Data supplied:
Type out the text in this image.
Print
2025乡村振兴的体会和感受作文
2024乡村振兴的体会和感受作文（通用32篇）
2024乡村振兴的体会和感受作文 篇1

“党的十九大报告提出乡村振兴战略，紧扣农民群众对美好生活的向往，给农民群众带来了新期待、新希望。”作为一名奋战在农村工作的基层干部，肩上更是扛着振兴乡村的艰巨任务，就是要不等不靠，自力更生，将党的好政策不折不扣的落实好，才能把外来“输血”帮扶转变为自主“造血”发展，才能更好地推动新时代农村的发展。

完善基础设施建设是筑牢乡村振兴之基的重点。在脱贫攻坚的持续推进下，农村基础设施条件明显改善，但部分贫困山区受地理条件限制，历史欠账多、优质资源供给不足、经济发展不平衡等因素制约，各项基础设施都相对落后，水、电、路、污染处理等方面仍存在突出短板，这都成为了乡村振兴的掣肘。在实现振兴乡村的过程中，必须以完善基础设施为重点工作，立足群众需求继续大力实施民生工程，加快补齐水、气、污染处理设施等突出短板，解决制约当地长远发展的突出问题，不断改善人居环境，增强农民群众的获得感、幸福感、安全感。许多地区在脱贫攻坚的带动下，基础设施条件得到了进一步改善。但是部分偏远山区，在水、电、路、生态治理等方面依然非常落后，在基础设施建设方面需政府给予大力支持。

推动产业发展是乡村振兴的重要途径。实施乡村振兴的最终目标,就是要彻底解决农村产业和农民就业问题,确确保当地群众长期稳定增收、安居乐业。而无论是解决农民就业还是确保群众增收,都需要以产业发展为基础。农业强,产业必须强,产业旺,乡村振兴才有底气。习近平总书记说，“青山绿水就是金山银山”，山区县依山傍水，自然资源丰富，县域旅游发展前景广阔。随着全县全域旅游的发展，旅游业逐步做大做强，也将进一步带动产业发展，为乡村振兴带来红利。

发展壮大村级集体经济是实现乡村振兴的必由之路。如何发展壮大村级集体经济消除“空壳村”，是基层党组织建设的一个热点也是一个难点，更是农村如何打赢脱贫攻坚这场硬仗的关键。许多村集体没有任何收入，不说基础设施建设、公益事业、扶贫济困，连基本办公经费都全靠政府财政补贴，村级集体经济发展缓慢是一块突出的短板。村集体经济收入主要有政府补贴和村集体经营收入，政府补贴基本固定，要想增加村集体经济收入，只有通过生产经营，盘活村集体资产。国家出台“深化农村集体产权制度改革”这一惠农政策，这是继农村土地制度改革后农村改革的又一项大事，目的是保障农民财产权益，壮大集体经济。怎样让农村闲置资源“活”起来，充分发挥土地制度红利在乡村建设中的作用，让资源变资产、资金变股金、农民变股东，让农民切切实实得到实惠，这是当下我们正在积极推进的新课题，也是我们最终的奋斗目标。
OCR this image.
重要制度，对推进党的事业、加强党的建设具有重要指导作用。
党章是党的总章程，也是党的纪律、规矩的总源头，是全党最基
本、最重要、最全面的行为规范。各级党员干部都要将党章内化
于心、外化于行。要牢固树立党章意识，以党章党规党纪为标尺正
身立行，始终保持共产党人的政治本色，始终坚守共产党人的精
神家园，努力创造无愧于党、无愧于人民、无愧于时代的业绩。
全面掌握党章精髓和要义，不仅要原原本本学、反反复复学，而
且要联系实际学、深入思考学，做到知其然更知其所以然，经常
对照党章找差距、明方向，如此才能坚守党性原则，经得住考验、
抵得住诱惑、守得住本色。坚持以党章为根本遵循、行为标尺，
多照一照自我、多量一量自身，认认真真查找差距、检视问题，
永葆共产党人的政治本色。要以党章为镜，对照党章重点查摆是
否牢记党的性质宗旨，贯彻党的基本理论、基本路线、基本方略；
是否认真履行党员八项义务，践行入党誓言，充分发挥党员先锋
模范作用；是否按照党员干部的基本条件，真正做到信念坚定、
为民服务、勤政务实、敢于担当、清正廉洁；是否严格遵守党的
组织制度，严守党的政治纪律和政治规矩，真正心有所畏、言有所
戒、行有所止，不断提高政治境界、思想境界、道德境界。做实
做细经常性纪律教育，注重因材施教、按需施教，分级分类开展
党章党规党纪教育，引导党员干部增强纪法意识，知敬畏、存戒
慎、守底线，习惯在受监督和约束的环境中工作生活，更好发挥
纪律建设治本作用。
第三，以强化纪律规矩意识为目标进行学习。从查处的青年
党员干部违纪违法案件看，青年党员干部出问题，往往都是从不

Aim:
From the listing, copy every line where the string "image" appears.

Result below:
Type out the text in this image.
OCR this image.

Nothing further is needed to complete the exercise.